AIM OF THE TASK:
Repeat what the lines below say, word for word, and skip every image.

Records contained in a dataset:
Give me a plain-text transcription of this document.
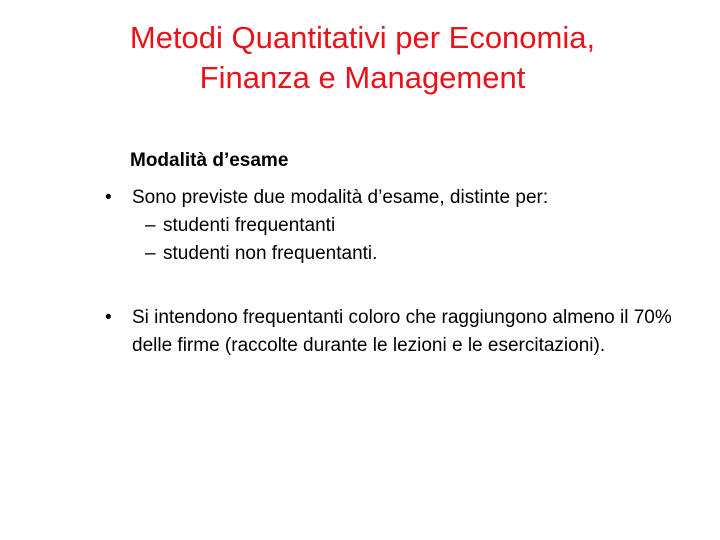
Metodi Quantitativi per Economia,
Finanza e Management
Modalità d’esame
•	Sono previste due modalità d’esame, distinte per:
– studenti frequentanti
– studenti non frequentanti.
•	Si intendono frequentanti coloro che raggiungono almeno il 70% delle firme (raccolte durante le lezioni e le esercitazioni).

THE RESULT:
Give me a plain-text transcription of this document.
Metodi Quantitativi per Economia,
Finanza e Management
Modalità d’esame
•	Sono previste due modalità d’esame, distinte per:
– studenti frequentanti
– studenti non frequentanti.
•	Si intendono frequentanti coloro che raggiungono almeno il 70% delle firme (raccolte durante le lezioni e le esercitazioni).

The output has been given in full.